======== Information shown

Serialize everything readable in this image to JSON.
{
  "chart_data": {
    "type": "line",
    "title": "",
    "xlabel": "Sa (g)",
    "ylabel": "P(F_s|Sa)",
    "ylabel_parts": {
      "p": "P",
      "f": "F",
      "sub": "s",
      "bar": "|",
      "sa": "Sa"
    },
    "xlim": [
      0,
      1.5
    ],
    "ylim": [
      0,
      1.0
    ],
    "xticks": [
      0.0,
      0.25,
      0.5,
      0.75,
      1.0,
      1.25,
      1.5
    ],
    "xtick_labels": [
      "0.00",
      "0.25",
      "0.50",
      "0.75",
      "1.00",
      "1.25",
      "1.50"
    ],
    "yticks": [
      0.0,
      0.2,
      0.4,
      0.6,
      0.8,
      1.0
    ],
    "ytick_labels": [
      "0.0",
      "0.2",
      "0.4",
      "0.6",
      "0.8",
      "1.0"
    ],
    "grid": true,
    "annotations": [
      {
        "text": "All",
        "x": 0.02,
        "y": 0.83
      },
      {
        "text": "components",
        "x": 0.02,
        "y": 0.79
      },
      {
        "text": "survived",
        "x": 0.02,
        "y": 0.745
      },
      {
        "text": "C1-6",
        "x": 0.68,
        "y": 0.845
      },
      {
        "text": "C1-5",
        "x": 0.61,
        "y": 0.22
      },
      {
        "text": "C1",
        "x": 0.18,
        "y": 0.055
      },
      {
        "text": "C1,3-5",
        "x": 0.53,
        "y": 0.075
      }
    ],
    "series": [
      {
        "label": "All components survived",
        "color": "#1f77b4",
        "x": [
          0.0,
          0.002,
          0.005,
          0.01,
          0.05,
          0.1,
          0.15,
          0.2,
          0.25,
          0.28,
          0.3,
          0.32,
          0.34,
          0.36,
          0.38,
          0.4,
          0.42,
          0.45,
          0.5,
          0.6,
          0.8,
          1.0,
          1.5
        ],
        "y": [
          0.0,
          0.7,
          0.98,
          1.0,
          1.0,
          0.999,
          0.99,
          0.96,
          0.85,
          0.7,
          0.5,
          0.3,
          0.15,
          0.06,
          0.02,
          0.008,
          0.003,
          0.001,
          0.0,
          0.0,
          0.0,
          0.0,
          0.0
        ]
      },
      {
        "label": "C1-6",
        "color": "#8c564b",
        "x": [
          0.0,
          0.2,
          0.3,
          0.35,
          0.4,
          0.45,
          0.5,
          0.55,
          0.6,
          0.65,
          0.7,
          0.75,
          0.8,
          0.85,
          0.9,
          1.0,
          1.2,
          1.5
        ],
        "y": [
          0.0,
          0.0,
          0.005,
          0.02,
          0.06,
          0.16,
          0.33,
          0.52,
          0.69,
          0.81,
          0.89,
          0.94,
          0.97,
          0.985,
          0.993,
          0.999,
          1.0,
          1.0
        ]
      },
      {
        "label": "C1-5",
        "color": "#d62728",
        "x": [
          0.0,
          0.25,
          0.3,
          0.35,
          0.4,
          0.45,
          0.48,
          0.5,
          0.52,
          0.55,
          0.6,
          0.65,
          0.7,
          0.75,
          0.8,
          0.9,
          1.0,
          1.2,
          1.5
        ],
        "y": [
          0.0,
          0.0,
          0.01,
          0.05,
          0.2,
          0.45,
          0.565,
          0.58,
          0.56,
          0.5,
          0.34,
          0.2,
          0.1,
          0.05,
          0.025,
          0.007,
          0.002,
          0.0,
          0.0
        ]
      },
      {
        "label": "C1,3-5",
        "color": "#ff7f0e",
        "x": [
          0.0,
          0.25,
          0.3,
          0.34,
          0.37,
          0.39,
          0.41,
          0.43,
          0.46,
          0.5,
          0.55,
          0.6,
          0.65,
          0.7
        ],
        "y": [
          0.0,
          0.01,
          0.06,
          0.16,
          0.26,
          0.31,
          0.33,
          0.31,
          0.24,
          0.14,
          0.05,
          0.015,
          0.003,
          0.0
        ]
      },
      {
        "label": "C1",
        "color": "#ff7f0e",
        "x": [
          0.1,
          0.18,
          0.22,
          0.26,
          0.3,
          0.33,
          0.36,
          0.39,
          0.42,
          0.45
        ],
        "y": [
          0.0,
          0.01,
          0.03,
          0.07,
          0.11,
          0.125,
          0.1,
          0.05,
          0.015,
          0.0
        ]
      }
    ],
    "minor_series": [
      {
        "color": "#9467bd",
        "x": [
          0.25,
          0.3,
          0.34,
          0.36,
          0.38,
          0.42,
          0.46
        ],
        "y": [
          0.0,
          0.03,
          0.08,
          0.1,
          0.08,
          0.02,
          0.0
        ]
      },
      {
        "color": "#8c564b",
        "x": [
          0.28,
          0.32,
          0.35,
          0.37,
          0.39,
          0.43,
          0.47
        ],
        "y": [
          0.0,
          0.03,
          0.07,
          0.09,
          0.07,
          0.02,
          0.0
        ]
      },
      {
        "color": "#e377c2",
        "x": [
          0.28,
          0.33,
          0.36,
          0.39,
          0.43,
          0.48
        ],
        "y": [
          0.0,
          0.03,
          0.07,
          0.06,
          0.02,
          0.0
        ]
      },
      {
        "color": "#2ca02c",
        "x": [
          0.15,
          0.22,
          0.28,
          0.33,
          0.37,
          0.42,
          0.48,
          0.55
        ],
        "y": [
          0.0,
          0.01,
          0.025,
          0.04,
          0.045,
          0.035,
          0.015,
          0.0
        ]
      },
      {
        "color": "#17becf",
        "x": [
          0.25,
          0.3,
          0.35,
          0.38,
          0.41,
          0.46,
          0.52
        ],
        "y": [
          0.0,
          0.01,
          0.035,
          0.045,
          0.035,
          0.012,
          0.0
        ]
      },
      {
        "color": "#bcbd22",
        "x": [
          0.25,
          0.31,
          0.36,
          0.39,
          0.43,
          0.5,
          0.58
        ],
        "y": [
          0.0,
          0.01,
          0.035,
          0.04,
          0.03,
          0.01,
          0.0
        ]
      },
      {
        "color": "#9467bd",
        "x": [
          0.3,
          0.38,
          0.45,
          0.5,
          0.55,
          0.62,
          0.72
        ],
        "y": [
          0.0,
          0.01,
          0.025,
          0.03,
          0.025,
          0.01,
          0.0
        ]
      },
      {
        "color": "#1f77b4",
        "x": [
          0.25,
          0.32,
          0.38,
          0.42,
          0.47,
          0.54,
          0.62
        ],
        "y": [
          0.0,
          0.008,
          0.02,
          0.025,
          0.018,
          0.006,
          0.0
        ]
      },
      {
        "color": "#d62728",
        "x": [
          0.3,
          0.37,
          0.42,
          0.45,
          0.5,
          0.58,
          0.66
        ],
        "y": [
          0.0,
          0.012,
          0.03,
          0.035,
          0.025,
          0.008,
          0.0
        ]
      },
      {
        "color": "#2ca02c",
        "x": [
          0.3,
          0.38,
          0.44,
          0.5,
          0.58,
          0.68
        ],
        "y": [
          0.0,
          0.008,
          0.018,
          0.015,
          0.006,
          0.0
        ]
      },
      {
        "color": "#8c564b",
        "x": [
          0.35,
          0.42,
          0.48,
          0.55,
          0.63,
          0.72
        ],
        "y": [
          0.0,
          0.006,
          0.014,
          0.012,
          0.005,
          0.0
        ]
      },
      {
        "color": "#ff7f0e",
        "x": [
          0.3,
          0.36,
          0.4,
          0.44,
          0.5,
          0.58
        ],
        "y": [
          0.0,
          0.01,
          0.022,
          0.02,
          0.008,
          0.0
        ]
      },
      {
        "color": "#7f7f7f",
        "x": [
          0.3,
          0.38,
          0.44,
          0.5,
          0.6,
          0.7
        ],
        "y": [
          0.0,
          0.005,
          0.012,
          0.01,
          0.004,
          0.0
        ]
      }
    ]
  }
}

================

Task statement:
Make an exact copy of the listing, including every line.

Problem solution:
Serialize everything readable in this image to JSON.
{
  "chart_data": {
    "type": "line",
    "title": "",
    "xlabel": "Sa (g)",
    "ylabel": "P(F_s|Sa)",
    "ylabel_parts": {
      "p": "P",
      "f": "F",
      "sub": "s",
      "bar": "|",
      "sa": "Sa"
    },
    "xlim": [
      0,
      1.5
    ],
    "ylim": [
      0,
      1.0
    ],
    "xticks": [
      0.0,
      0.25,
      0.5,
      0.75,
      1.0,
      1.25,
      1.5
    ],
    "xtick_labels": [
      "0.00",
      "0.25",
      "0.50",
      "0.75",
      "1.00",
      "1.25",
      "1.50"
    ],
    "yticks": [
      0.0,
      0.2,
      0.4,
      0.6,
      0.8,
      1.0
    ],
    "ytick_labels": [
      "0.0",
      "0.2",
      "0.4",
      "0.6",
      "0.8",
      "1.0"
    ],
    "grid": true,
    "annotations": [
      {
        "text": "All",
        "x": 0.02,
        "y": 0.83
      },
      {
        "text": "components",
        "x": 0.02,
        "y": 0.79
      },
      {
        "text": "survived",
        "x": 0.02,
        "y": 0.745
      },
      {
        "text": "C1-6",
        "x": 0.68,
        "y": 0.845
      },
      {
        "text": "C1-5",
        "x": 0.61,
        "y": 0.22
      },
      {
        "text": "C1",
        "x": 0.18,
        "y": 0.055
      },
      {
        "text": "C1,3-5",
        "x": 0.53,
        "y": 0.075
      }
    ],
    "series": [
      {
        "label": "All components survived",
        "color": "#1f77b4",
        "x": [
          0.0,
          0.002,
          0.005,
          0.01,
          0.05,
          0.1,
          0.15,
          0.2,
          0.25,
          0.28,
          0.3,
          0.32,
          0.34,
          0.36,
          0.38,
          0.4,
          0.42,
          0.45,
          0.5,
          0.6,
          0.8,
          1.0,
          1.5
        ],
        "y": [
          0.0,
          0.7,
          0.98,
          1.0,
          1.0,
          0.999,
          0.99,
          0.96,
          0.85,
          0.7,
          0.5,
          0.3,
          0.15,
          0.06,
          0.02,
          0.008,
          0.003,
          0.001,
          0.0,
          0.0,
          0.0,
          0.0,
          0.0
        ]
      },
      {
        "label": "C1-6",
        "color": "#8c564b",
        "x": [
          0.0,
          0.2,
          0.3,
          0.35,
          0.4,
          0.45,
          0.5,
          0.55,
          0.6,
          0.65,
          0.7,
          0.75,
          0.8,
          0.85,
          0.9,
          1.0,
          1.2,
          1.5
        ],
        "y": [
          0.0,
          0.0,
          0.005,
          0.02,
          0.06,
          0.16,
          0.33,
          0.52,
          0.69,
          0.81,
          0.89,
          0.94,
          0.97,
          0.985,
          0.993,
          0.999,
          1.0,
          1.0
        ]
      },
      {
        "label": "C1-5",
        "color": "#d62728",
        "x": [
          0.0,
          0.25,
          0.3,
          0.35,
          0.4,
          0.45,
          0.48,
          0.5,
          0.52,
          0.55,
          0.6,
          0.65,
          0.7,
          0.75,
          0.8,
          0.9,
          1.0,
          1.2,
          1.5
        ],
        "y": [
          0.0,
          0.0,
          0.01,
          0.05,
          0.2,
          0.45,
          0.565,
          0.58,
          0.56,
          0.5,
          0.34,
          0.2,
          0.1,
          0.05,
          0.025,
          0.007,
          0.002,
          0.0,
          0.0
        ]
      },
      {
        "label": "C1,3-5",
        "color": "#ff7f0e",
        "x": [
          0.0,
          0.25,
          0.3,
          0.34,
          0.37,
          0.39,
          0.41,
          0.43,
          0.46,
          0.5,
          0.55,
          0.6,
          0.65,
          0.7
        ],
        "y": [
          0.0,
          0.01,
          0.06,
          0.16,
          0.26,
          0.31,
          0.33,
          0.31,
          0.24,
          0.14,
          0.05,
          0.015,
          0.003,
          0.0
        ]
      },
      {
        "label": "C1",
        "color": "#ff7f0e",
        "x": [
          0.1,
          0.18,
          0.22,
          0.26,
          0.3,
          0.33,
          0.36,
          0.39,
          0.42,
          0.45
        ],
        "y": [
          0.0,
          0.01,
          0.03,
          0.07,
          0.11,
          0.125,
          0.1,
          0.05,
          0.015,
          0.0
        ]
      }
    ],
    "minor_series": [
      {
        "color": "#9467bd",
        "x": [
          0.25,
          0.3,
          0.34,
          0.36,
          0.38,
          0.42,
          0.46
        ],
        "y": [
          0.0,
          0.03,
          0.08,
          0.1,
          0.08,
          0.02,
          0.0
        ]
      },
      {
        "color": "#8c564b",
        "x": [
          0.28,
          0.32,
          0.35,
          0.37,
          0.39,
          0.43,
          0.47
        ],
        "y": [
          0.0,
          0.03,
          0.07,
          0.09,
          0.07,
          0.02,
          0.0
        ]
      },
      {
        "color": "#e377c2",
        "x": [
          0.28,
          0.33,
          0.36,
          0.39,
          0.43,
          0.48
        ],
        "y": [
          0.0,
          0.03,
          0.07,
          0.06,
          0.02,
          0.0
        ]
      },
      {
        "color": "#2ca02c",
        "x": [
          0.15,
          0.22,
          0.28,
          0.33,
          0.37,
          0.42,
          0.48,
          0.55
        ],
        "y": [
          0.0,
          0.01,
          0.025,
          0.04,
          0.045,
          0.035,
          0.015,
          0.0
        ]
      },
      {
        "color": "#17becf",
        "x": [
          0.25,
          0.3,
          0.35,
          0.38,
          0.41,
          0.46,
          0.52
        ],
        "y": [
          0.0,
          0.01,
          0.035,
          0.045,
          0.035,
          0.012,
          0.0
        ]
      },
      {
        "color": "#bcbd22",
        "x": [
          0.25,
          0.31,
          0.36,
          0.39,
          0.43,
          0.5,
          0.58
        ],
        "y": [
          0.0,
          0.01,
          0.035,
          0.04,
          0.03,
          0.01,
          0.0
        ]
      },
      {
        "color": "#9467bd",
        "x": [
          0.3,
          0.38,
          0.45,
          0.5,
          0.55,
          0.62,
          0.72
        ],
        "y": [
          0.0,
          0.01,
          0.025,
          0.03,
          0.025,
          0.01,
          0.0
        ]
      },
      {
        "color": "#1f77b4",
        "x": [
          0.25,
          0.32,
          0.38,
          0.42,
          0.47,
          0.54,
          0.62
        ],
        "y": [
          0.0,
          0.008,
          0.02,
          0.025,
          0.018,
          0.006,
          0.0
        ]
      },
      {
        "color": "#d62728",
        "x": [
          0.3,
          0.37,
          0.42,
          0.45,
          0.5,
          0.58,
          0.66
        ],
        "y": [
          0.0,
          0.012,
          0.03,
          0.035,
          0.025,
          0.008,
          0.0
        ]
      },
      {
        "color": "#2ca02c",
        "x": [
          0.3,
          0.38,
          0.44,
          0.5,
          0.58,
          0.68
        ],
        "y": [
          0.0,
          0.008,
          0.018,
          0.015,
          0.006,
          0.0
        ]
      },
      {
        "color": "#8c564b",
        "x": [
          0.35,
          0.42,
          0.48,
          0.55,
          0.63,
          0.72
        ],
        "y": [
          0.0,
          0.006,
          0.014,
          0.012,
          0.005,
          0.0
        ]
      },
      {
        "color": "#ff7f0e",
        "x": [
          0.3,
          0.36,
          0.4,
          0.44,
          0.5,
          0.58
        ],
        "y": [
          0.0,
          0.01,
          0.022,
          0.02,
          0.008,
          0.0
        ]
      },
      {
        "color": "#7f7f7f",
        "x": [
          0.3,
          0.38,
          0.44,
          0.5,
          0.6,
          0.7
        ],
        "y": [
          0.0,
          0.005,
          0.012,
          0.01,
          0.004,
          0.0
        ]
      }
    ]
  }
}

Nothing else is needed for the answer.